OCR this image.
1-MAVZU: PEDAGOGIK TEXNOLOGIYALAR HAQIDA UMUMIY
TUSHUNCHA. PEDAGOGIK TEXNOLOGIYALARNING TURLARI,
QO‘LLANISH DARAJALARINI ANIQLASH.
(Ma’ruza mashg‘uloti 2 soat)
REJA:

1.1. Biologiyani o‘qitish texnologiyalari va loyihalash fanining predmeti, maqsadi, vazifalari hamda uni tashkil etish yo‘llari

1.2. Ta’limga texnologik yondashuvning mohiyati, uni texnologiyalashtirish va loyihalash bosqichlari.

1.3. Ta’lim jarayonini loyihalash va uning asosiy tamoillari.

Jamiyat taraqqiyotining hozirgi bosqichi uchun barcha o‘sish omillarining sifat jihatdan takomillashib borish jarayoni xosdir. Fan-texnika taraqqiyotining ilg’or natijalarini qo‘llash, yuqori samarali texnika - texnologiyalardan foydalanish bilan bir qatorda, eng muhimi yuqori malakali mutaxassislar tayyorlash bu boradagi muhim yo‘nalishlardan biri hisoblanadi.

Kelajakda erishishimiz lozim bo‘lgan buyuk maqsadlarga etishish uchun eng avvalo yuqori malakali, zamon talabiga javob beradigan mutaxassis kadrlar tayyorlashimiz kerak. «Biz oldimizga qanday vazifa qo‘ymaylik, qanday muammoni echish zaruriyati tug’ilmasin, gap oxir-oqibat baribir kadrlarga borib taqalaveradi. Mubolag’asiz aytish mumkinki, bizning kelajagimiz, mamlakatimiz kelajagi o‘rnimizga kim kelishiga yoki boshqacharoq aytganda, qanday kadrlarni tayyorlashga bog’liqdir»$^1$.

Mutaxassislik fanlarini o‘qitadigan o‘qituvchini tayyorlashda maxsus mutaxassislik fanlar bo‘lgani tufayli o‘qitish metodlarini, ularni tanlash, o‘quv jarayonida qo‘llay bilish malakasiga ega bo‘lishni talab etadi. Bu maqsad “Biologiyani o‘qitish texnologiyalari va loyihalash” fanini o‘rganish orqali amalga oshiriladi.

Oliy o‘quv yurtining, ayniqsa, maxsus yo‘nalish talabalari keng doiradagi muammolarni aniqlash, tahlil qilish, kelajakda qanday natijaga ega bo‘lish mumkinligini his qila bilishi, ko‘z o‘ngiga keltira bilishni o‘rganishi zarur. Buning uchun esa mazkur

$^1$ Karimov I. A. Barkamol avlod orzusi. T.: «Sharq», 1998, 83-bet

##########

:: TASK TO CARRY OUT ::
Pull every line holding "loyihalash" out of the records.

:: FINISHED EXERCISE ::
1.1. Biologiyani o‘qitish texnologiyalari va loyihalash fanining predmeti, maqsadi, vazifalari hamda uni tashkil etish yo‘llari
1.2. Ta’limga texnologik yondashuvning mohiyati, uni texnologiyalashtirish va loyihalash bosqichlari.
1.3. Ta’lim jarayonini loyihalash va uning asosiy tamoillari.
Mutaxassislik fanlarini o‘qitadigan o‘qituvchini tayyorlashda maxsus mutaxassislik fanlar bo‘lgani tufayli o‘qitish metodlarini, ularni tanlash, o‘quv jarayonida qo‘llay bilish malakasiga ega bo‘lishni talab etadi. Bu maqsad “Biologiyani o‘qitish texnologiyalari va loyihalash” fanini o‘rganish orqali amalga oshiriladi.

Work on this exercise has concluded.